-------- Entries provided --------
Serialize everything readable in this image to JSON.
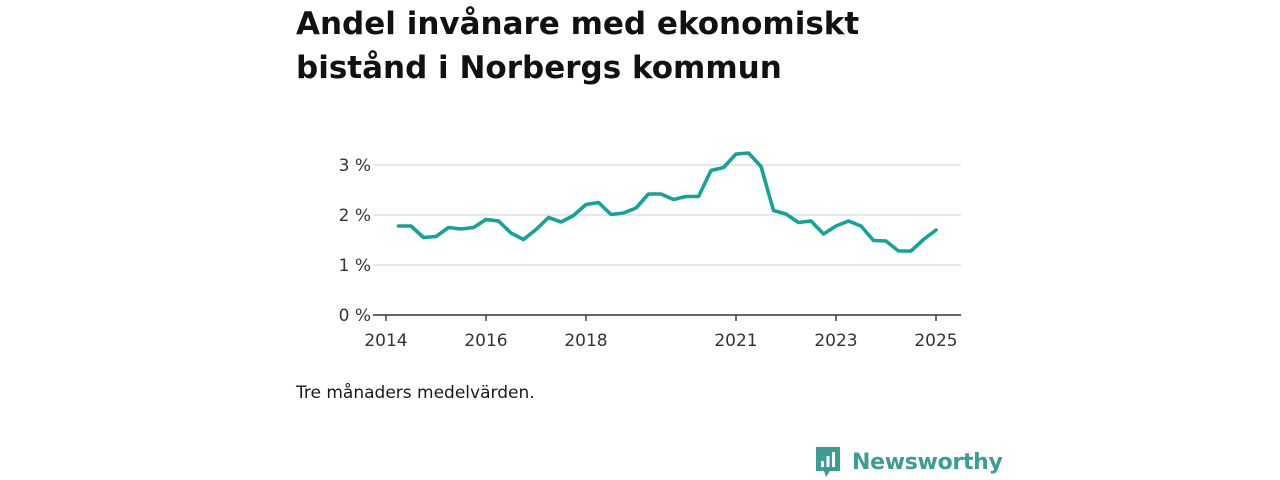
{
  "title": "Andel invånare med ekonomiskt bistånd i Norbergs kommun",
  "note": "Tre månaders medelvärden.",
  "brand": {
    "name": "Newsworthy",
    "icon": "newsworthy-logo-icon",
    "color": "#3a9e96"
  },
  "chart_data": {
    "type": "line",
    "title": "Andel invånare med ekonomiskt bistånd i Norbergs kommun",
    "xlabel": "",
    "ylabel": "",
    "xlim": [
      2014,
      2025.5
    ],
    "ylim": [
      0,
      3.5
    ],
    "x_ticks": [
      2014,
      2016,
      2018,
      2021,
      2023,
      2025
    ],
    "x_tick_labels": [
      "2014",
      "2016",
      "2018",
      "2021",
      "2023",
      "2025"
    ],
    "y_ticks": [
      0,
      1,
      2,
      3
    ],
    "y_tick_labels": [
      "0 %",
      "1 %",
      "2 %",
      "3 %"
    ],
    "grid": true,
    "line_color": "#13a397",
    "series": [
      {
        "x": [
          2014.25,
          2014.5,
          2014.75,
          2015.0,
          2015.25,
          2015.5,
          2015.75,
          2016.0,
          2016.25,
          2016.5,
          2016.75,
          2017.0,
          2017.25,
          2017.5,
          2017.75,
          2018.0,
          2018.25,
          2018.5,
          2018.75,
          2019.0,
          2019.25,
          2019.5,
          2019.75,
          2020.0,
          2020.25,
          2020.5,
          2020.75,
          2021.0,
          2021.25,
          2021.5,
          2021.75,
          2022.0,
          2022.25,
          2022.5,
          2022.75,
          2023.0,
          2023.25,
          2023.5,
          2023.75,
          2024.0,
          2024.25,
          2024.5,
          2024.75,
          2025.0
        ],
        "values": [
          1.78,
          1.78,
          1.55,
          1.57,
          1.75,
          1.72,
          1.75,
          1.91,
          1.88,
          1.64,
          1.51,
          1.71,
          1.95,
          1.86,
          1.99,
          2.21,
          2.25,
          2.01,
          2.04,
          2.14,
          2.42,
          2.42,
          2.31,
          2.37,
          2.37,
          2.89,
          2.95,
          3.22,
          3.24,
          2.97,
          2.09,
          2.02,
          1.85,
          1.88,
          1.62,
          1.78,
          1.88,
          1.78,
          1.49,
          1.48,
          1.28,
          1.28,
          1.51,
          1.7
        ]
      }
    ]
  }
}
--------
Written task:
From the material above, reproduce everything verbatim except the pictures.

Solution for this exercise:
Serialize everything readable in this image to JSON.
{
  "title": "Andel invånare med ekonomiskt bistånd i Norbergs kommun",
  "note": "Tre månaders medelvärden.",
  "brand": {
    "name": "Newsworthy",
    "icon": "newsworthy-logo-icon",
    "color": "#3a9e96"
  },
  "chart_data": {
    "type": "line",
    "title": "Andel invånare med ekonomiskt bistånd i Norbergs kommun",
    "xlabel": "",
    "ylabel": "",
    "xlim": [
      2014,
      2025.5
    ],
    "ylim": [
      0,
      3.5
    ],
    "x_ticks": [
      2014,
      2016,
      2018,
      2021,
      2023,
      2025
    ],
    "x_tick_labels": [
      "2014",
      "2016",
      "2018",
      "2021",
      "2023",
      "2025"
    ],
    "y_ticks": [
      0,
      1,
      2,
      3
    ],
    "y_tick_labels": [
      "0 %",
      "1 %",
      "2 %",
      "3 %"
    ],
    "grid": true,
    "line_color": "#13a397",
    "series": [
      {
        "x": [
          2014.25,
          2014.5,
          2014.75,
          2015.0,
          2015.25,
          2015.5,
          2015.75,
          2016.0,
          2016.25,
          2016.5,
          2016.75,
          2017.0,
          2017.25,
          2017.5,
          2017.75,
          2018.0,
          2018.25,
          2018.5,
          2018.75,
          2019.0,
          2019.25,
          2019.5,
          2019.75,
          2020.0,
          2020.25,
          2020.5,
          2020.75,
          2021.0,
          2021.25,
          2021.5,
          2021.75,
          2022.0,
          2022.25,
          2022.5,
          2022.75,
          2023.0,
          2023.25,
          2023.5,
          2023.75,
          2024.0,
          2024.25,
          2024.5,
          2024.75,
          2025.0
        ],
        "values": [
          1.78,
          1.78,
          1.55,
          1.57,
          1.75,
          1.72,
          1.75,
          1.91,
          1.88,
          1.64,
          1.51,
          1.71,
          1.95,
          1.86,
          1.99,
          2.21,
          2.25,
          2.01,
          2.04,
          2.14,
          2.42,
          2.42,
          2.31,
          2.37,
          2.37,
          2.89,
          2.95,
          3.22,
          3.24,
          2.97,
          2.09,
          2.02,
          1.85,
          1.88,
          1.62,
          1.78,
          1.88,
          1.78,
          1.49,
          1.48,
          1.28,
          1.28,
          1.51,
          1.7
        ]
      }
    ]
  }
}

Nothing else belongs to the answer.